* **WRITTEN REQUEST**: Copy the data word for word, starting at the line that contains "y-tick-label: 0.08 bbox=[13, 263, 50, 285]" and continuing through the last line of the data, with both of those lines included.

* **INPUT**:
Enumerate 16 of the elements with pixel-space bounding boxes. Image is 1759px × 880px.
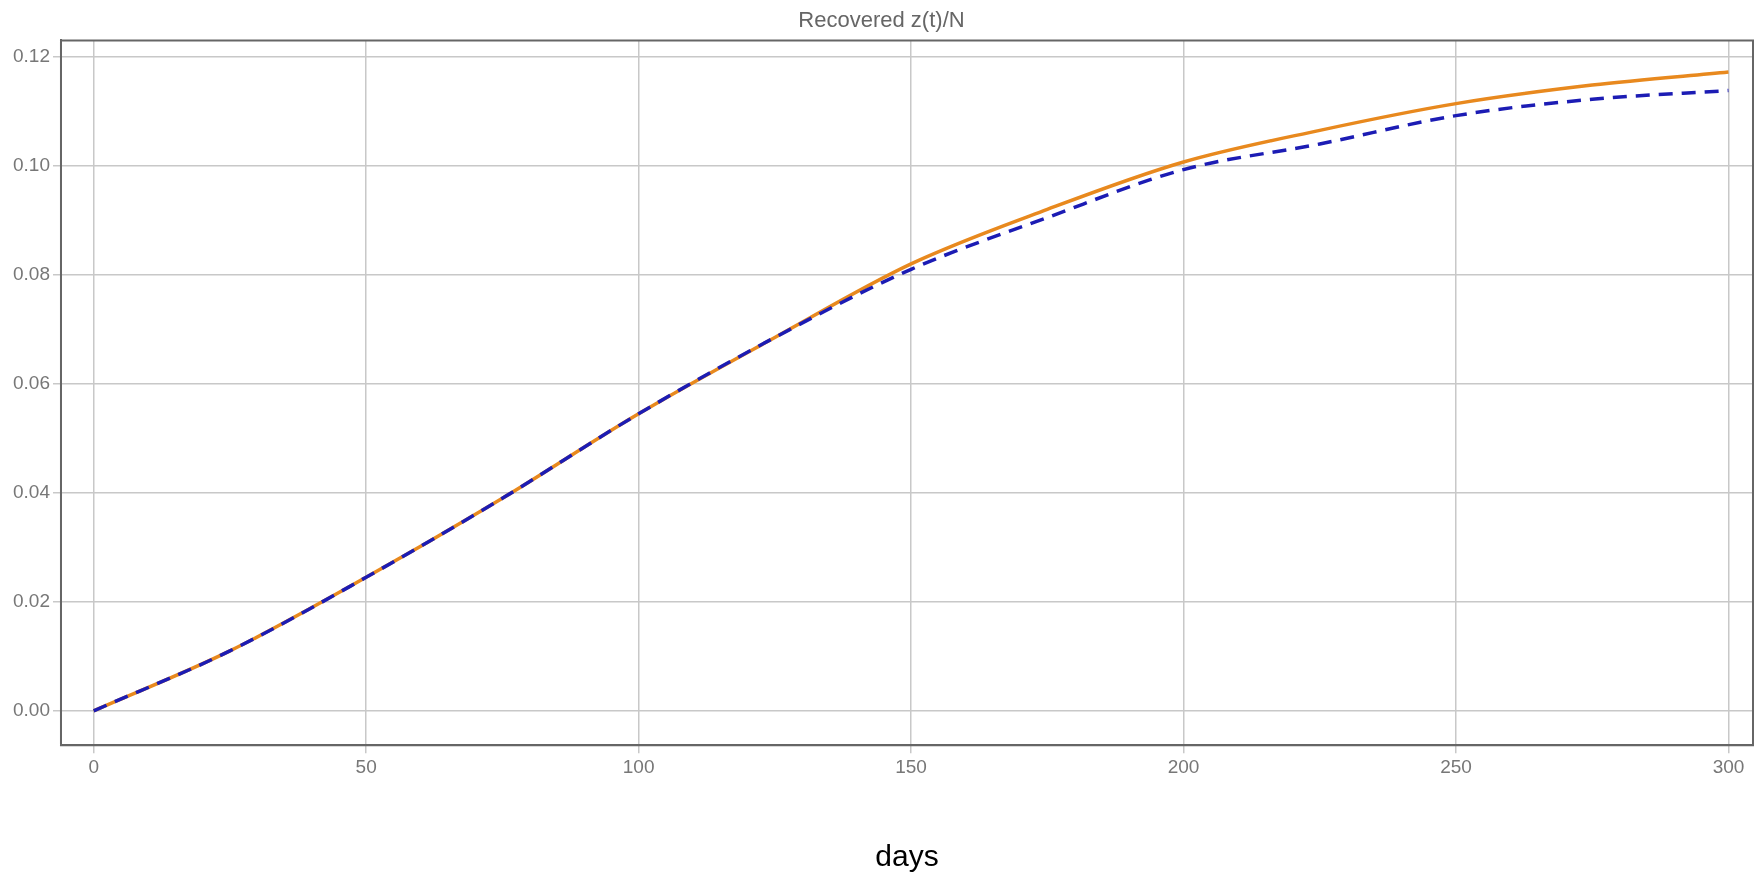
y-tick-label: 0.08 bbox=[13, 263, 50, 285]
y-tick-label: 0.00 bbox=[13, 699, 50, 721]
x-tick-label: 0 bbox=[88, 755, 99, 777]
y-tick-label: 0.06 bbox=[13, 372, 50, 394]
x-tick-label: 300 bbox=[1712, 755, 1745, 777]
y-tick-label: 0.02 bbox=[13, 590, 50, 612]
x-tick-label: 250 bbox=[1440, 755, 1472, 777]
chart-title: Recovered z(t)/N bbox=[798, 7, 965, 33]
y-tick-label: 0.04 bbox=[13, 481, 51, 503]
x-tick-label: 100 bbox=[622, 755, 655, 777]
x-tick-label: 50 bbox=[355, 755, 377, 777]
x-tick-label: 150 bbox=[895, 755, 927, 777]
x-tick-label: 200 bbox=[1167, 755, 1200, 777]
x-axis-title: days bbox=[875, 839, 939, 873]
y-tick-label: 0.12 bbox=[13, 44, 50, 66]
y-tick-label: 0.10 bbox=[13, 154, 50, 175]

* **RESPONSE BELOW**:
y-tick-label: 0.08 bbox=[13, 263, 50, 285]
y-tick-label: 0.00 bbox=[13, 699, 50, 721]
x-tick-label: 0 bbox=[88, 755, 99, 777]
y-tick-label: 0.06 bbox=[13, 372, 50, 394]
x-tick-label: 300 bbox=[1712, 755, 1745, 777]
y-tick-label: 0.02 bbox=[13, 590, 50, 612]
x-tick-label: 250 bbox=[1440, 755, 1472, 777]
chart-title: Recovered z(t)/N bbox=[798, 7, 965, 33]
y-tick-label: 0.04 bbox=[13, 481, 51, 503]
x-tick-label: 100 bbox=[622, 755, 655, 777]
x-tick-label: 50 bbox=[355, 755, 377, 777]
x-tick-label: 150 bbox=[895, 755, 927, 777]
x-tick-label: 200 bbox=[1167, 755, 1200, 777]
x-axis-title: days bbox=[875, 839, 939, 873]
y-tick-label: 0.12 bbox=[13, 44, 50, 66]
y-tick-label: 0.10 bbox=[13, 154, 50, 175]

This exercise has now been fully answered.